● What you will do:
Output every line below without omitting or altering anything.

● Extracted entries:
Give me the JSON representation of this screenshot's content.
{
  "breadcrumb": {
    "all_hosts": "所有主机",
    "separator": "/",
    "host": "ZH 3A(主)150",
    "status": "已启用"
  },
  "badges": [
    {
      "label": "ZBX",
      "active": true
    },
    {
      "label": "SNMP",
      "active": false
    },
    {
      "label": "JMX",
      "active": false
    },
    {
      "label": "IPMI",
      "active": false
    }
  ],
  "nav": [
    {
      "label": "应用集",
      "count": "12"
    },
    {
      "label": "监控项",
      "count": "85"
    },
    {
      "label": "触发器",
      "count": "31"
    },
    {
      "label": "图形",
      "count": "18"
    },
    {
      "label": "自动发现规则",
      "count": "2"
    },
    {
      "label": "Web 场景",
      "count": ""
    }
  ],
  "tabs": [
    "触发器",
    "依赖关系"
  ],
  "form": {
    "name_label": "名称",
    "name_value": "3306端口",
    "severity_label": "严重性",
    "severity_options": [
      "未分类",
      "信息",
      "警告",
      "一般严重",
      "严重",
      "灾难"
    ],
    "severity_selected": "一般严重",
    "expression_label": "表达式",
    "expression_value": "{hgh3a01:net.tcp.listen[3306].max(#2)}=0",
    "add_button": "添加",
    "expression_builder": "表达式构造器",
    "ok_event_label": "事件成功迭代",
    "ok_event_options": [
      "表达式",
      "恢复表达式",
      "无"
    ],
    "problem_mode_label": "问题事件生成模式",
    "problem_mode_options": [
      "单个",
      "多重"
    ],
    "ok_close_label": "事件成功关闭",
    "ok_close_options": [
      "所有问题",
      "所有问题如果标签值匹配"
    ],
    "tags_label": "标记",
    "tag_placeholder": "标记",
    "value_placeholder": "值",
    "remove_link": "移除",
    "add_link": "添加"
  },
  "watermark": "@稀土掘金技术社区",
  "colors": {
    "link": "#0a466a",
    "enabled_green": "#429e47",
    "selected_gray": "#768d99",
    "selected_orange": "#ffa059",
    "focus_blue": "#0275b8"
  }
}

● Exercise response:
Give me the JSON representation of this screenshot's content.
{
  "breadcrumb": {
    "all_hosts": "所有主机",
    "separator": "/",
    "host": "ZH 3A(主)150",
    "status": "已启用"
  },
  "badges": [
    {
      "label": "ZBX",
      "active": true
    },
    {
      "label": "SNMP",
      "active": false
    },
    {
      "label": "JMX",
      "active": false
    },
    {
      "label": "IPMI",
      "active": false
    }
  ],
  "nav": [
    {
      "label": "应用集",
      "count": "12"
    },
    {
      "label": "监控项",
      "count": "85"
    },
    {
      "label": "触发器",
      "count": "31"
    },
    {
      "label": "图形",
      "count": "18"
    },
    {
      "label": "自动发现规则",
      "count": "2"
    },
    {
      "label": "Web 场景",
      "count": ""
    }
  ],
  "tabs": [
    "触发器",
    "依赖关系"
  ],
  "form": {
    "name_label": "名称",
    "name_value": "3306端口",
    "severity_label": "严重性",
    "severity_options": [
      "未分类",
      "信息",
      "警告",
      "一般严重",
      "严重",
      "灾难"
    ],
    "severity_selected": "一般严重",
    "expression_label": "表达式",
    "expression_value": "{hgh3a01:net.tcp.listen[3306].max(#2)}=0",
    "add_button": "添加",
    "expression_builder": "表达式构造器",
    "ok_event_label": "事件成功迭代",
    "ok_event_options": [
      "表达式",
      "恢复表达式",
      "无"
    ],
    "problem_mode_label": "问题事件生成模式",
    "problem_mode_options": [
      "单个",
      "多重"
    ],
    "ok_close_label": "事件成功关闭",
    "ok_close_options": [
      "所有问题",
      "所有问题如果标签值匹配"
    ],
    "tags_label": "标记",
    "tag_placeholder": "标记",
    "value_placeholder": "值",
    "remove_link": "移除",
    "add_link": "添加"
  },
  "watermark": "@稀土掘金技术社区",
  "colors": {
    "link": "#0a466a",
    "enabled_green": "#429e47",
    "selected_gray": "#768d99",
    "selected_orange": "#ffa059",
    "focus_blue": "#0275b8"
  }
}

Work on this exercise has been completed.